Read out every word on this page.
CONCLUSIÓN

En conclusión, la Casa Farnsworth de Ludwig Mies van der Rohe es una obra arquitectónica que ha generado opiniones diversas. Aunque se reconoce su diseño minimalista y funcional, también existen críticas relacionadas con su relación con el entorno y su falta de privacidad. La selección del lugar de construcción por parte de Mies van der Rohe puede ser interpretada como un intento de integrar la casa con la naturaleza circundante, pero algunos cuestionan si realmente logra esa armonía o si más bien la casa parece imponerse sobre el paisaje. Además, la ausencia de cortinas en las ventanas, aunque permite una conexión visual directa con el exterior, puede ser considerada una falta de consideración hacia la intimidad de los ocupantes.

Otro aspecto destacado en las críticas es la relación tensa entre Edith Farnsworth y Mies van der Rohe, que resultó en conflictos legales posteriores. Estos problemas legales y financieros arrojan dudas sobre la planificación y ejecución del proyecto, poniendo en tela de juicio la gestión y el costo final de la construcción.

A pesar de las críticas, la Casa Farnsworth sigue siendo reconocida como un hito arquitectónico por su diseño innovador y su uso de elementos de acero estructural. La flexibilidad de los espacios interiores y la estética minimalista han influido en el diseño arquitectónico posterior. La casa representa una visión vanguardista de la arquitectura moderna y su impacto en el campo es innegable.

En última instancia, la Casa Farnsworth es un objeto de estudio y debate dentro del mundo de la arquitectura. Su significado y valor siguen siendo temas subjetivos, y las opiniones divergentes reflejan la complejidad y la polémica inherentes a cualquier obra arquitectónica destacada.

-------

» Exercise instructions
Scan the records above, count the lines with "siendo" in them, and give only the number.

» Complete answer
2